▸ Goal
Write out every line below that includes the word "Deeper".

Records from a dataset
::::::::::
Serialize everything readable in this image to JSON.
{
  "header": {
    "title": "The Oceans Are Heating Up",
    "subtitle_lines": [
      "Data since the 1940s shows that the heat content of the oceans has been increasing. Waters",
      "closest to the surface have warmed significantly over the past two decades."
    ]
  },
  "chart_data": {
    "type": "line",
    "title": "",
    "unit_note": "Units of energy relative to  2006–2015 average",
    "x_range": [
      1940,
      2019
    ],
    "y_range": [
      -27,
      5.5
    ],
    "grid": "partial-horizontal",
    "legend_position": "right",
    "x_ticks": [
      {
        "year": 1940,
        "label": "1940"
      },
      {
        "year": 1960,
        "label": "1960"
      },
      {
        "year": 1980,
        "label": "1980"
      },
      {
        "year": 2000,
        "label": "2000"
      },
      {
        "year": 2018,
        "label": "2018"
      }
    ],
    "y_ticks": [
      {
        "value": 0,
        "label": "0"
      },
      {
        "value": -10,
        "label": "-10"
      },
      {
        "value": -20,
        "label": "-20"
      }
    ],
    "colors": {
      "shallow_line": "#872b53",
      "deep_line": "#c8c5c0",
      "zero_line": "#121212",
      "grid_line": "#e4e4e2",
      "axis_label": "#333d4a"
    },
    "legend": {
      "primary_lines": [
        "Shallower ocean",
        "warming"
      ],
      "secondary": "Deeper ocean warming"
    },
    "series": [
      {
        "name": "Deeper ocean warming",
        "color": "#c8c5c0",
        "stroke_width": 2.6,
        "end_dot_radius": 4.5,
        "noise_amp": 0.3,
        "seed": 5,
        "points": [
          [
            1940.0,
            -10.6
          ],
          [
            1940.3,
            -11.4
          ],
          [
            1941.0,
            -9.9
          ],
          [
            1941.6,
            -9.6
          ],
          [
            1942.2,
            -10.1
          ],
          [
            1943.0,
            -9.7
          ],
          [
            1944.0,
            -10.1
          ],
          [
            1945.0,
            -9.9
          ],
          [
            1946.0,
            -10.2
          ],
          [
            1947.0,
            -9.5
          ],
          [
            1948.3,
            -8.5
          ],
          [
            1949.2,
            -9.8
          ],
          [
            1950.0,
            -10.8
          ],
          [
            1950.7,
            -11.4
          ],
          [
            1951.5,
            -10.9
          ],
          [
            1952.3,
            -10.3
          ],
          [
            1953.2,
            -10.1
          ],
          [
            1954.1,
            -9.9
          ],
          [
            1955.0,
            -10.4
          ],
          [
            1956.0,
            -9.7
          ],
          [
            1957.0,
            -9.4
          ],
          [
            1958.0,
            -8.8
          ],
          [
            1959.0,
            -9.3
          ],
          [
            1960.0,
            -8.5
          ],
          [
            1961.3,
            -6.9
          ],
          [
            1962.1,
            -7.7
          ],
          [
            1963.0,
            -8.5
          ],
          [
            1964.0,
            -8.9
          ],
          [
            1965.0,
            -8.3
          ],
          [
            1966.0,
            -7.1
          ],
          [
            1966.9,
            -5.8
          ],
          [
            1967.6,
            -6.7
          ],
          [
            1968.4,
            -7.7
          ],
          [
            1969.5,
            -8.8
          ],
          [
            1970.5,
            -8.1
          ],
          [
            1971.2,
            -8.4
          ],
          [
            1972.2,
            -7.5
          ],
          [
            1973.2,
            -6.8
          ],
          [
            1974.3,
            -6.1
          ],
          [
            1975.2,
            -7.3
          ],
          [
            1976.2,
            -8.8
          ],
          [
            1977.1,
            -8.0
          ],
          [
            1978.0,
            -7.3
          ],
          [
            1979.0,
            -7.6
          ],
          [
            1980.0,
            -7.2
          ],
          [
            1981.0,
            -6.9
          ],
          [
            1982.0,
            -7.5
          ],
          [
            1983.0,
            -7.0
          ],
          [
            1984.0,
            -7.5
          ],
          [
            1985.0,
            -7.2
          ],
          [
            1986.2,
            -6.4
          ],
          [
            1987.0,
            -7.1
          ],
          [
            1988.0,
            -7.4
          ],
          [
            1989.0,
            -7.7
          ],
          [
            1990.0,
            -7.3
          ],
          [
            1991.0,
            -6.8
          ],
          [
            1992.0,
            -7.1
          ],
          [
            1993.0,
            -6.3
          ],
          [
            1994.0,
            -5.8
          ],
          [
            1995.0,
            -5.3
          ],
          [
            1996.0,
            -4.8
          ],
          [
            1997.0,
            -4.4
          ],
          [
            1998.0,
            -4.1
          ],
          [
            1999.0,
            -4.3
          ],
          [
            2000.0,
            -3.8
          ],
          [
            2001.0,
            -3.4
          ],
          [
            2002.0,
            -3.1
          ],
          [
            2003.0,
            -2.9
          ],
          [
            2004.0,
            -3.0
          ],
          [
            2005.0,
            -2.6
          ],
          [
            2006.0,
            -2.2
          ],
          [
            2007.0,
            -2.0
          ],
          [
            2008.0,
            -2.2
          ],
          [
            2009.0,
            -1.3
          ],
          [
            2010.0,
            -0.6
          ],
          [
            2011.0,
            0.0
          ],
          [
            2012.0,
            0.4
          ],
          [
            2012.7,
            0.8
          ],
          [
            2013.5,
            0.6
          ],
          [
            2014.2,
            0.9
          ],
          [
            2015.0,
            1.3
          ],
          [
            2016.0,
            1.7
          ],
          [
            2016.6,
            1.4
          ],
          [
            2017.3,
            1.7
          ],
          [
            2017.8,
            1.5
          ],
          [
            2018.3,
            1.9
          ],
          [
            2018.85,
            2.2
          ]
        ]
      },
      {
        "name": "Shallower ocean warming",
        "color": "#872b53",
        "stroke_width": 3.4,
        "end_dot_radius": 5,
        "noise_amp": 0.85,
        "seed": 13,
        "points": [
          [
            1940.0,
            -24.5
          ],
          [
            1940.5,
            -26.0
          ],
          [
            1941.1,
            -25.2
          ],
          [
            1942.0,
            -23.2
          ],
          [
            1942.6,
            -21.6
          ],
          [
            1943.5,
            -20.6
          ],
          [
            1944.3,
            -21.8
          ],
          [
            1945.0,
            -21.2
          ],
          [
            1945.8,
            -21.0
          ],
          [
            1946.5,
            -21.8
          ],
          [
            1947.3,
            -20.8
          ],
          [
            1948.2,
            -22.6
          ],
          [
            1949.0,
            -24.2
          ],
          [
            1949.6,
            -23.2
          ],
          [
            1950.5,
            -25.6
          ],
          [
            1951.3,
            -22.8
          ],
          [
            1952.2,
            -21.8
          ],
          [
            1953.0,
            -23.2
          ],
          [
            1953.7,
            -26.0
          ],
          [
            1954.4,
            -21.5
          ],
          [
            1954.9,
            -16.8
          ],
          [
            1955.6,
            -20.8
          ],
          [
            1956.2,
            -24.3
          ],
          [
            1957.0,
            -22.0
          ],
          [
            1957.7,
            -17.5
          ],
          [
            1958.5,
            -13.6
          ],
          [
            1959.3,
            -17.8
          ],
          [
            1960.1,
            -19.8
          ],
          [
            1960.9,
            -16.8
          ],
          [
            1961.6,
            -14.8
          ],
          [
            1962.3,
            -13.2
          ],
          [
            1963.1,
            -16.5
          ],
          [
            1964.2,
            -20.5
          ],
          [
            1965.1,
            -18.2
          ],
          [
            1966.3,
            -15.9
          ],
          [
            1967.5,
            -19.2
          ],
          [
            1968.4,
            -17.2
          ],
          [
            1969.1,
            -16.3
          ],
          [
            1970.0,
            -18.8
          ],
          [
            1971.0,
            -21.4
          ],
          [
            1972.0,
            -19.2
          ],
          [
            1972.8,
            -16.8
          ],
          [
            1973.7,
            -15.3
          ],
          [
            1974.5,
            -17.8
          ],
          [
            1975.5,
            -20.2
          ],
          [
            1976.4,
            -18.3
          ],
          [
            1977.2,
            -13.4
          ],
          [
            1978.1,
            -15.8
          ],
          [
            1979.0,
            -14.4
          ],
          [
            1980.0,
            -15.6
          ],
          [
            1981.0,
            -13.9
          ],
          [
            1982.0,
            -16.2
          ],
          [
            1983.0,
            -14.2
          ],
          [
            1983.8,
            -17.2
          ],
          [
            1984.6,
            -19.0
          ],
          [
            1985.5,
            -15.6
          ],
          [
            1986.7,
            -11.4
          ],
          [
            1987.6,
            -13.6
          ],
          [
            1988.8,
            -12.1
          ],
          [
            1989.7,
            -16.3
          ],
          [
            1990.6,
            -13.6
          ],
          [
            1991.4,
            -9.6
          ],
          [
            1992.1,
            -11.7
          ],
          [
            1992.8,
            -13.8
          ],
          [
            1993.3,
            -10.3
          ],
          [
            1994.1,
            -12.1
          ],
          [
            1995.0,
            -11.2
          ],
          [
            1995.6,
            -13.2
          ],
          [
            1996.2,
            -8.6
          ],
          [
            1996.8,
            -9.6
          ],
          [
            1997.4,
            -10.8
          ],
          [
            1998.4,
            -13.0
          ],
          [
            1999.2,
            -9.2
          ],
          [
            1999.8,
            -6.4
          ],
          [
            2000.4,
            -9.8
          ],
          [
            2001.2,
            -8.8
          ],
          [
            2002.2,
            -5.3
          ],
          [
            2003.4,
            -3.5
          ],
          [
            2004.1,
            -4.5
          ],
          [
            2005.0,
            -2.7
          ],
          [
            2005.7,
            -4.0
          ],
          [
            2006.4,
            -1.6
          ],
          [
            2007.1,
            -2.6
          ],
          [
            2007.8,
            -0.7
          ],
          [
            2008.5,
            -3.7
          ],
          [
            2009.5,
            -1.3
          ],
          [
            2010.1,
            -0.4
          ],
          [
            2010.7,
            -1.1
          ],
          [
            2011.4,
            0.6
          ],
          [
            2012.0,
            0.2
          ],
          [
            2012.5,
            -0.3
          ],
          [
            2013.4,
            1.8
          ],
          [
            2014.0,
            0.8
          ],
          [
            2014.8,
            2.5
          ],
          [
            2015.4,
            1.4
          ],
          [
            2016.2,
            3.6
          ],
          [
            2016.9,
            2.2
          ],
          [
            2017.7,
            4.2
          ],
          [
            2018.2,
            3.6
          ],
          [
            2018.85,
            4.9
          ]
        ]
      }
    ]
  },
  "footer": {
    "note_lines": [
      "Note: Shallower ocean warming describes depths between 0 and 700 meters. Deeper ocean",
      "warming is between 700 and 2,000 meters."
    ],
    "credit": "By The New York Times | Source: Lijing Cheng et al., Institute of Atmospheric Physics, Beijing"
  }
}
::::::::::
▸ Task answer
      "secondary": "Deeper ocean warming"
        "name": "Deeper ocean warming",
      "Note: Shallower ocean warming describes depths between 0 and 700 meters. Deeper ocean",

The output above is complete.